**Stated exercise:**
Rewrite the data below with every instance of "terminal-line" swapped for "console-line", leaving everything else unchanged.

**Input material:**
--- Start ---

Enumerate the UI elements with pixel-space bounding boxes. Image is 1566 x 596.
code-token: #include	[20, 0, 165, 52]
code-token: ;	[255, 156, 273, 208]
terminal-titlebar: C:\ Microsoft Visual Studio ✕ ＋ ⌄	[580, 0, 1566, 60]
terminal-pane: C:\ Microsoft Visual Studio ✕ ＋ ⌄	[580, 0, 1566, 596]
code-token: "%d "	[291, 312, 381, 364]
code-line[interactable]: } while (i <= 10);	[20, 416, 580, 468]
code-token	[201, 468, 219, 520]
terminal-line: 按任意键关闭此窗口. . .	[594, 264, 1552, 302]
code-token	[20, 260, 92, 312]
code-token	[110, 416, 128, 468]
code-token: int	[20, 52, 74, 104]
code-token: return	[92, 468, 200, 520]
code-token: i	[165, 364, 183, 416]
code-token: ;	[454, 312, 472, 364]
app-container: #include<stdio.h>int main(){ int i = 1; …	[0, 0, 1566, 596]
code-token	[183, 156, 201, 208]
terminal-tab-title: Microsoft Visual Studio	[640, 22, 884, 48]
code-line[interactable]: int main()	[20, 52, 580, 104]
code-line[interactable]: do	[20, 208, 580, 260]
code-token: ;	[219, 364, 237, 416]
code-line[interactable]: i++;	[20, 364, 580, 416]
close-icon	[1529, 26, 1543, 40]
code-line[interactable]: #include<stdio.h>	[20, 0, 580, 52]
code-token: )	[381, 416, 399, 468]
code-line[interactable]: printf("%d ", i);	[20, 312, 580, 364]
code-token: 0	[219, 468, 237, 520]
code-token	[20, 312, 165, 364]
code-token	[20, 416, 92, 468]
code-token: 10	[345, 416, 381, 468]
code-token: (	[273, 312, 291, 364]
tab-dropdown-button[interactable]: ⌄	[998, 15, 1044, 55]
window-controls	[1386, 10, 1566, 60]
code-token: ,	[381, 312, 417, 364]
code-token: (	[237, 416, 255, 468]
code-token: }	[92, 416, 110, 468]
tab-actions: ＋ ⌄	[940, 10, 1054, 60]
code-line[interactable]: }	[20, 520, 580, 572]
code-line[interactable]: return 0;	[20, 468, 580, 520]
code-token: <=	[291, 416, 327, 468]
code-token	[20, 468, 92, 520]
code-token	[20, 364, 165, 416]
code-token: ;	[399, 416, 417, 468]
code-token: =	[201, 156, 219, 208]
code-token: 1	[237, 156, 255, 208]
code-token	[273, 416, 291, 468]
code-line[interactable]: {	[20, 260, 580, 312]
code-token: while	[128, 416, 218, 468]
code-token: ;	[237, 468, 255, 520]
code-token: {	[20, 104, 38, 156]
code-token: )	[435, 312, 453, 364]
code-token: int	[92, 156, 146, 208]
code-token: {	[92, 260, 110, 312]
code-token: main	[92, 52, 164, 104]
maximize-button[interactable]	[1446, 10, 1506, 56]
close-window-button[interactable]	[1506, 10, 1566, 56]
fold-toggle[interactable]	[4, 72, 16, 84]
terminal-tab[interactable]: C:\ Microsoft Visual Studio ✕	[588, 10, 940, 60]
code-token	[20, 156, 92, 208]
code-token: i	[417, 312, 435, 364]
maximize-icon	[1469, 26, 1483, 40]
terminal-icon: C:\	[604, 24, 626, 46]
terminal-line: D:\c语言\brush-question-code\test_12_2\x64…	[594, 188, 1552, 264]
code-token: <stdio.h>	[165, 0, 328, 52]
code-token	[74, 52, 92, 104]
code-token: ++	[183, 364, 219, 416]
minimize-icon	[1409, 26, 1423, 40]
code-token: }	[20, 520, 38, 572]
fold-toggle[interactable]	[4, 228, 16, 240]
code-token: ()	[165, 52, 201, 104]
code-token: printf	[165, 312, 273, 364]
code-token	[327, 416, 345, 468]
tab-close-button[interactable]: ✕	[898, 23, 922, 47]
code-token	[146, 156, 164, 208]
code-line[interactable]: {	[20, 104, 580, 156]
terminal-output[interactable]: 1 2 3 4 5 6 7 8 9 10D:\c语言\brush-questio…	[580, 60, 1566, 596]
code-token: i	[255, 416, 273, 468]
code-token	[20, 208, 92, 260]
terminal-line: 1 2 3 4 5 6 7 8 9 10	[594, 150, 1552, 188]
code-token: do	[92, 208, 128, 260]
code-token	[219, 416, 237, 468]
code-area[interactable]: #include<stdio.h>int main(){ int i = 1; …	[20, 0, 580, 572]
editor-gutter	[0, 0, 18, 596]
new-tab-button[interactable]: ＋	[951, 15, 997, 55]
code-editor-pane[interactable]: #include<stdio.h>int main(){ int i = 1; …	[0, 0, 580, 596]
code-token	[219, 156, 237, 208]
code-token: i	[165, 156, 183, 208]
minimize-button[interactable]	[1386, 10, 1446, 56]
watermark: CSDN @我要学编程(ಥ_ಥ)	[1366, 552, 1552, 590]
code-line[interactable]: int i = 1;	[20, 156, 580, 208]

--- End ---

**Solution to this task:**
Enumerate the UI elements with pixel-space bounding boxes. Image is 1566 x 596.
code-token: #include	[20, 0, 165, 52]
code-token: ;	[255, 156, 273, 208]
terminal-titlebar: C:\ Microsoft Visual Studio ✕ ＋ ⌄	[580, 0, 1566, 60]
terminal-pane: C:\ Microsoft Visual Studio ✕ ＋ ⌄	[580, 0, 1566, 596]
code-token: "%d "	[291, 312, 381, 364]
code-line[interactable]: } while (i <= 10);	[20, 416, 580, 468]
code-token	[201, 468, 219, 520]
console-line: 按任意键关闭此窗口. . .	[594, 264, 1552, 302]
code-token	[20, 260, 92, 312]
code-token	[110, 416, 128, 468]
code-token: int	[20, 52, 74, 104]
code-token: return	[92, 468, 200, 520]
code-token: i	[165, 364, 183, 416]
code-token: ;	[454, 312, 472, 364]
app-container: #include<stdio.h>int main(){ int i = 1; …	[0, 0, 1566, 596]
code-token	[183, 156, 201, 208]
terminal-tab-title: Microsoft Visual Studio	[640, 22, 884, 48]
code-line[interactable]: int main()	[20, 52, 580, 104]
code-line[interactable]: do	[20, 208, 580, 260]
code-token: ;	[219, 364, 237, 416]
code-line[interactable]: i++;	[20, 364, 580, 416]
close-icon	[1529, 26, 1543, 40]
code-line[interactable]: #include<stdio.h>	[20, 0, 580, 52]
code-token: )	[381, 416, 399, 468]
code-line[interactable]: printf("%d ", i);	[20, 312, 580, 364]
code-token: 0	[219, 468, 237, 520]
code-token	[20, 312, 165, 364]
code-token	[20, 416, 92, 468]
code-token: 10	[345, 416, 381, 468]
code-token: (	[273, 312, 291, 364]
tab-dropdown-button[interactable]: ⌄	[998, 15, 1044, 55]
window-controls	[1386, 10, 1566, 60]
code-token: ,	[381, 312, 417, 364]
code-token: (	[237, 416, 255, 468]
code-token: }	[92, 416, 110, 468]
tab-actions: ＋ ⌄	[940, 10, 1054, 60]
code-line[interactable]: }	[20, 520, 580, 572]
code-line[interactable]: return 0;	[20, 468, 580, 520]
code-token: <=	[291, 416, 327, 468]
code-token	[20, 468, 92, 520]
code-token	[20, 364, 165, 416]
code-token: ;	[399, 416, 417, 468]
code-token: =	[201, 156, 219, 208]
code-token: 1	[237, 156, 255, 208]
code-token	[273, 416, 291, 468]
code-line[interactable]: {	[20, 260, 580, 312]
code-token: while	[128, 416, 218, 468]
code-token: ;	[237, 468, 255, 520]
code-token: {	[20, 104, 38, 156]
code-token: )	[435, 312, 453, 364]
code-token: int	[92, 156, 146, 208]
code-token: {	[92, 260, 110, 312]
code-token: main	[92, 52, 164, 104]
maximize-button[interactable]	[1446, 10, 1506, 56]
close-window-button[interactable]	[1506, 10, 1566, 56]
fold-toggle[interactable]	[4, 72, 16, 84]
terminal-tab[interactable]: C:\ Microsoft Visual Studio ✕	[588, 10, 940, 60]
code-token	[20, 156, 92, 208]
code-token: i	[417, 312, 435, 364]
maximize-icon	[1469, 26, 1483, 40]
terminal-icon: C:\	[604, 24, 626, 46]
console-line: D:\c语言\brush-question-code\test_12_2\x64…	[594, 188, 1552, 264]
code-token: <stdio.h>	[165, 0, 328, 52]
code-token	[74, 52, 92, 104]
code-token: ++	[183, 364, 219, 416]
minimize-icon	[1409, 26, 1423, 40]
code-token: }	[20, 520, 38, 572]
fold-toggle[interactable]	[4, 228, 16, 240]
code-token: ()	[165, 52, 201, 104]
code-token: printf	[165, 312, 273, 364]
code-token	[327, 416, 345, 468]
tab-close-button[interactable]: ✕	[898, 23, 922, 47]
code-token	[146, 156, 164, 208]
code-line[interactable]: {	[20, 104, 580, 156]
terminal-output[interactable]: 1 2 3 4 5 6 7 8 9 10D:\c语言\brush-questio…	[580, 60, 1566, 596]
code-token: i	[255, 416, 273, 468]
code-token	[20, 208, 92, 260]
console-line: 1 2 3 4 5 6 7 8 9 10	[594, 150, 1552, 188]
code-token: do	[92, 208, 128, 260]
code-token	[219, 416, 237, 468]
code-area[interactable]: #include<stdio.h>int main(){ int i = 1; …	[20, 0, 580, 572]
editor-gutter	[0, 0, 18, 596]
new-tab-button[interactable]: ＋	[951, 15, 997, 55]
code-editor-pane[interactable]: #include<stdio.h>int main(){ int i = 1; …	[0, 0, 580, 596]
code-token	[219, 156, 237, 208]
code-token: i	[165, 156, 183, 208]
minimize-button[interactable]	[1386, 10, 1446, 56]
watermark: CSDN @我要学编程(ಥ_ಥ)	[1366, 552, 1552, 590]
code-line[interactable]: int i = 1;	[20, 156, 580, 208]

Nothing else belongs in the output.